**SOURCE**
Regarding operational concerns, since 2013, the editors have committed themselves to creating protocols and standardizing evaluation practices, increasing control throughout the whole submission process, as well as ensuring the safety and quality of the evaluation.

Therefore, every submitted manuscript goes through four evaluation stages: 1) the initial screening, when assistant editors check the manuscript and confirm it meets the rules and instructions to the authors available on the journal’s website; 2) a pre-analysis or desk-review, when the article approved in the previous stage goes through the sieve of the editor-in-chief, adjoint and executive editors to proceed with the evaluation process. In this stage, manuscripts are reviewed to assess pertinence with the journal’s scope, quality of research, strong bibliographical review and methodological structuring, contribution to the advancement of knowledge, and interdisciplinary discussion; 3) evaluation, the stage in which the article is refered to an associate editor, a specialist in the field of study who will follow up the peer-review evaluation process; and finally, 4) editorial decision, in which the manuscript, already evaluated by a pair of referees, receives a recommendation by its associate editor and a subsecuent final decision by the editor-in-chief.

However, the inclusion of the journal in the Scielo ScholarOne submission and evaluation system in 2015 had a strong positive impact on the editors’ working routine, since, given its well-designed information system and suited to the journal’s demands, it increased control, agility, trustfulness, and quality in the analysis processes.

These improvements got Ambiente & Sociedade many important achievements, such as: indexing in 10 databases like Scielo, Scopus, IBSS, Latindex, Redalyc, amongst others; A1 and A2 scores in eight categories of the last CAPES Web Qualis analysis, increasing the international reach through bilingual publishing, increasing the number of articles written by internacional researchers, incorporating professors of foreing universities; increase of bibliometric indicators such as impact factor and citation number; and finally, a greater audience by adopting a new and modern visual identity and expanding digital advertising in social networks and scientific research websites. This has not only helped to increase the visibility of already published and new articles, but to attract more and more researchers to submit their work to the journal as well.

**RECORDED DATA**
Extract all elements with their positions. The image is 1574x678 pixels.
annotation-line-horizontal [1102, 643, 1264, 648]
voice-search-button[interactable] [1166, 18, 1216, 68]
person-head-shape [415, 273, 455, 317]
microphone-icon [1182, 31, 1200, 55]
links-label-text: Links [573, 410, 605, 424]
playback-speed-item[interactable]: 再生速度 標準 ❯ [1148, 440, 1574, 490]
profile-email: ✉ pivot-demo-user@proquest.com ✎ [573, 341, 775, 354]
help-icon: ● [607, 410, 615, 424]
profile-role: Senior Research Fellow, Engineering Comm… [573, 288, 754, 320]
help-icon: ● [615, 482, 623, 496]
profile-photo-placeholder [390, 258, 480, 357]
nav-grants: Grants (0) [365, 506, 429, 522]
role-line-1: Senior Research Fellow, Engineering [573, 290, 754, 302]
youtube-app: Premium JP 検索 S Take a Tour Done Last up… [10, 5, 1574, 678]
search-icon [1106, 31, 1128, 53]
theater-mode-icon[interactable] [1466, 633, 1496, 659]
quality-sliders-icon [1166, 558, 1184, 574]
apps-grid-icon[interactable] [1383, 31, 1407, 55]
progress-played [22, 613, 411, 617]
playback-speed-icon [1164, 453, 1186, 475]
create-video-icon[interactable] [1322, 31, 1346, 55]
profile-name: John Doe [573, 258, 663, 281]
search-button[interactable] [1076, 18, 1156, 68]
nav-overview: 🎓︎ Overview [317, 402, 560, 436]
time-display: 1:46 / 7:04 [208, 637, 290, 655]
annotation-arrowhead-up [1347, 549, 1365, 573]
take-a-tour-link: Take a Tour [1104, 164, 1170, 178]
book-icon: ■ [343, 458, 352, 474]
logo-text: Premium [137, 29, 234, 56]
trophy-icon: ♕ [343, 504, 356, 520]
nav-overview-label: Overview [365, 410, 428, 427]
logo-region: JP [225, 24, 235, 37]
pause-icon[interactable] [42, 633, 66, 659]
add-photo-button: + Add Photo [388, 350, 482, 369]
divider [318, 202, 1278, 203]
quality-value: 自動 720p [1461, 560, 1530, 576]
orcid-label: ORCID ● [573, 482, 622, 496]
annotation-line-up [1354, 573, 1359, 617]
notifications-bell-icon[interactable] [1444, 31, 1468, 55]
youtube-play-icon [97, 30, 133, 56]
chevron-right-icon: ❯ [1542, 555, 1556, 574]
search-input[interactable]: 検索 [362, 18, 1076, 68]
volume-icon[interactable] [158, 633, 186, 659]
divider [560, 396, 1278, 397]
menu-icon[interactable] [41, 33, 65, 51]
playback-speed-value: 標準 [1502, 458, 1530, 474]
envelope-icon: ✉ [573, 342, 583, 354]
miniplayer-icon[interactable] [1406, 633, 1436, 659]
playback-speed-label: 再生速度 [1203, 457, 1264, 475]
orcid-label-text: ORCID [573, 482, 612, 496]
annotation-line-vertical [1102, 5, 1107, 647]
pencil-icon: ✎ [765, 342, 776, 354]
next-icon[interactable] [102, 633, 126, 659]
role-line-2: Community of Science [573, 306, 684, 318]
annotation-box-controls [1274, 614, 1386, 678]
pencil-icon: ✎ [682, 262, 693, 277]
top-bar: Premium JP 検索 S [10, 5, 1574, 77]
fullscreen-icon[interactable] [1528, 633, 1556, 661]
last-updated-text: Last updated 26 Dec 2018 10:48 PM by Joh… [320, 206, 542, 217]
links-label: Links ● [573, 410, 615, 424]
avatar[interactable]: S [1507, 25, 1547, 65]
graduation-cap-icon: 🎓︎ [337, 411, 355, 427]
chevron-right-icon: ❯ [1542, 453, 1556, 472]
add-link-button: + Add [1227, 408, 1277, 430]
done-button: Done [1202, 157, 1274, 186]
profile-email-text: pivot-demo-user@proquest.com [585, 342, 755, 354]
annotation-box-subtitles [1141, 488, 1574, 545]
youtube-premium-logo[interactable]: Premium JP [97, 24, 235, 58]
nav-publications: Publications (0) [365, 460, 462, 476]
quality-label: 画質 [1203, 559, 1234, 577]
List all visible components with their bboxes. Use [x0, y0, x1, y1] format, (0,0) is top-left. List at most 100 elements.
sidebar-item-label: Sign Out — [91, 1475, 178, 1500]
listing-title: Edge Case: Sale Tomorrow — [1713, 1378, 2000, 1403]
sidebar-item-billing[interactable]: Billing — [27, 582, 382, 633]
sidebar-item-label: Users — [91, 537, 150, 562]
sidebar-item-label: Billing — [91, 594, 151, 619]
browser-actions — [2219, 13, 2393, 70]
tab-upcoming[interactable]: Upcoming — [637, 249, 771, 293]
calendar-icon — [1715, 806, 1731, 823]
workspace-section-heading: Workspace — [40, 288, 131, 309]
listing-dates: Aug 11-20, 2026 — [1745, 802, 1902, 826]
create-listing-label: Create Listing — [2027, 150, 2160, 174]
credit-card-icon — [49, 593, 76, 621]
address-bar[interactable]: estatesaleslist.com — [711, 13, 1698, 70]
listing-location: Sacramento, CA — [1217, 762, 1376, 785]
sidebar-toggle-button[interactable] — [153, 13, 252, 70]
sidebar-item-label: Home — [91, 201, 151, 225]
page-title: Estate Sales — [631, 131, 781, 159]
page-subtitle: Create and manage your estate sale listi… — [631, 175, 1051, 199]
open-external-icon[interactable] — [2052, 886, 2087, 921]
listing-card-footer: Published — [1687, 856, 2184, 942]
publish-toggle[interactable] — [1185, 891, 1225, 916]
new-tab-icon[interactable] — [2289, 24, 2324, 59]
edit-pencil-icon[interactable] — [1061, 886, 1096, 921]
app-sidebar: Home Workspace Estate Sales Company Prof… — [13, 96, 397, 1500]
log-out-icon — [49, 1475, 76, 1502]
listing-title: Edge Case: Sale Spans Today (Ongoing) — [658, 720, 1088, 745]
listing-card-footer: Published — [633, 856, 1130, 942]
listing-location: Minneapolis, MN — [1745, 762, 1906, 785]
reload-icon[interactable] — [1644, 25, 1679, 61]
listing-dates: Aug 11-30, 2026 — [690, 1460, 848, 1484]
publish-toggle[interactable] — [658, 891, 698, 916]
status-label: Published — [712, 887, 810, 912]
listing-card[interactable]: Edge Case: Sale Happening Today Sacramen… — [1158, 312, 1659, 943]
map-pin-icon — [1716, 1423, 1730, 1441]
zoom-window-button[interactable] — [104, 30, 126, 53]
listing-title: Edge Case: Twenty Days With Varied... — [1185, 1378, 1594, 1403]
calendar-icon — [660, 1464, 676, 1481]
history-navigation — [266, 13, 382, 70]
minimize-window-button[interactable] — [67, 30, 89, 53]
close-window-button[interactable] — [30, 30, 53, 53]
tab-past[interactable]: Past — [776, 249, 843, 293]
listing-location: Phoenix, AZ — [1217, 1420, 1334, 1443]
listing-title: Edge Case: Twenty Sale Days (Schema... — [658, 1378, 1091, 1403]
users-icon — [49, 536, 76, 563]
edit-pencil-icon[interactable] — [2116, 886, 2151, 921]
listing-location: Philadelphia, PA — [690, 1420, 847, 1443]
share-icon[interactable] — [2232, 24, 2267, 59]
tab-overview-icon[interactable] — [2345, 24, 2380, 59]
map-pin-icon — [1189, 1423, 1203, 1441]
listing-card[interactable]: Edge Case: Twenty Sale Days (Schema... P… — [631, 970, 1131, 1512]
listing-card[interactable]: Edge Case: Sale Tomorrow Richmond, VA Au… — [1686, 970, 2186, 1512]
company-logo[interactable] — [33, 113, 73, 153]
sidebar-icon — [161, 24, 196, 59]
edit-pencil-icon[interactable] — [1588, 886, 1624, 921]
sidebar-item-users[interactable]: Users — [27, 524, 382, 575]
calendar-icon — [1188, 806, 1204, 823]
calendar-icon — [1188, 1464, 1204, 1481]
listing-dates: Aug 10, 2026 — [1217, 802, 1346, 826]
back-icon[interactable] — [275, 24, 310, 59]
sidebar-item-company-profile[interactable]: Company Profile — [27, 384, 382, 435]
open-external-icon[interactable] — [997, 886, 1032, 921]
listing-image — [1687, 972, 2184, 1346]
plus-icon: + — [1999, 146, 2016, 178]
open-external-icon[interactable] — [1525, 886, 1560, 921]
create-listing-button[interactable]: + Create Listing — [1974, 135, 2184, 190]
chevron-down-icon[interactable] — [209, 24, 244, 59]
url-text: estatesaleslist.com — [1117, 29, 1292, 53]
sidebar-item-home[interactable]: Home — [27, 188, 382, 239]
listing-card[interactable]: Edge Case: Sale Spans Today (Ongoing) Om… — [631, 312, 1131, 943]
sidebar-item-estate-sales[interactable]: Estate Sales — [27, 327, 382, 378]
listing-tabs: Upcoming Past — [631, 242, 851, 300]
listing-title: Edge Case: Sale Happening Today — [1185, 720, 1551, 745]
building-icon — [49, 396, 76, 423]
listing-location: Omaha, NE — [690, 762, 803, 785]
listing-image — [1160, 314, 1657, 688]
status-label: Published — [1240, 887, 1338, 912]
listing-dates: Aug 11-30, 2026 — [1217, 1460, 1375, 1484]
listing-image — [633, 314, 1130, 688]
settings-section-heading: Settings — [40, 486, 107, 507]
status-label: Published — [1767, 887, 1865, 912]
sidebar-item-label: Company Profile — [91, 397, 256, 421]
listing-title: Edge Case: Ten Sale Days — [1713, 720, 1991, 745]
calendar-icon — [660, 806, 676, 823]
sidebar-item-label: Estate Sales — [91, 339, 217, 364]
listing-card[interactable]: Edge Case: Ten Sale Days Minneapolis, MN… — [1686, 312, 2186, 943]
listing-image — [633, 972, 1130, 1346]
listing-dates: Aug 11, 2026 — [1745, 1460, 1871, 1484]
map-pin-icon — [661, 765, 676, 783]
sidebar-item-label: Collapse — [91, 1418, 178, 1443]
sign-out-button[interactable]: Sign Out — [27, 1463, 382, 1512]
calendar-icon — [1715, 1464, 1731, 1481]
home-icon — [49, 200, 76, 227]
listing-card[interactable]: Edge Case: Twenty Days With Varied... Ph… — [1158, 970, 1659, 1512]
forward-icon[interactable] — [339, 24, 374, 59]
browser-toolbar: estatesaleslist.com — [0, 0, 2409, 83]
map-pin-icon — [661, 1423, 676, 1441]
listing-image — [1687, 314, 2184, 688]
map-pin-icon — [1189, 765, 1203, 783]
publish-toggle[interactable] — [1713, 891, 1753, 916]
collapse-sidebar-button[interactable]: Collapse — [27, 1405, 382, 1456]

**STATED TASK 1**
Answer these questions from the passage about the journal Ambiente & Sociedade.
(a) Since what year have the editors worked on creating protocols and standardizing evaluation practices?
(b) How many evaluation stages does every submitted manuscript go through?
(c) In what year was the journal included in the Scielo ScholarOne submission and evaluation system?
**STATED TASK 2**
Reproduce the rows of Block 1 from the first row through the row containing "help-icon: ● [607, 410, 615, 424]", including both.
The passage and the rows are unrelated to each other.

**FINAL ANSWER 1**
(a) Since 2013.
(b) Four.
(c) 2015.

**FINAL ANSWER 2**
Extract all elements with their positions. The image is 1574x678 pixels.
annotation-line-horizontal [1102, 643, 1264, 648]
voice-search-button[interactable] [1166, 18, 1216, 68]
person-head-shape [415, 273, 455, 317]
microphone-icon [1182, 31, 1200, 55]
links-label-text: Links [573, 410, 605, 424]
playback-speed-item[interactable]: 再生速度 標準 ❯ [1148, 440, 1574, 490]
profile-email: ✉ pivot-demo-user@proquest.com ✎ [573, 341, 775, 354]
help-icon: ● [607, 410, 615, 424]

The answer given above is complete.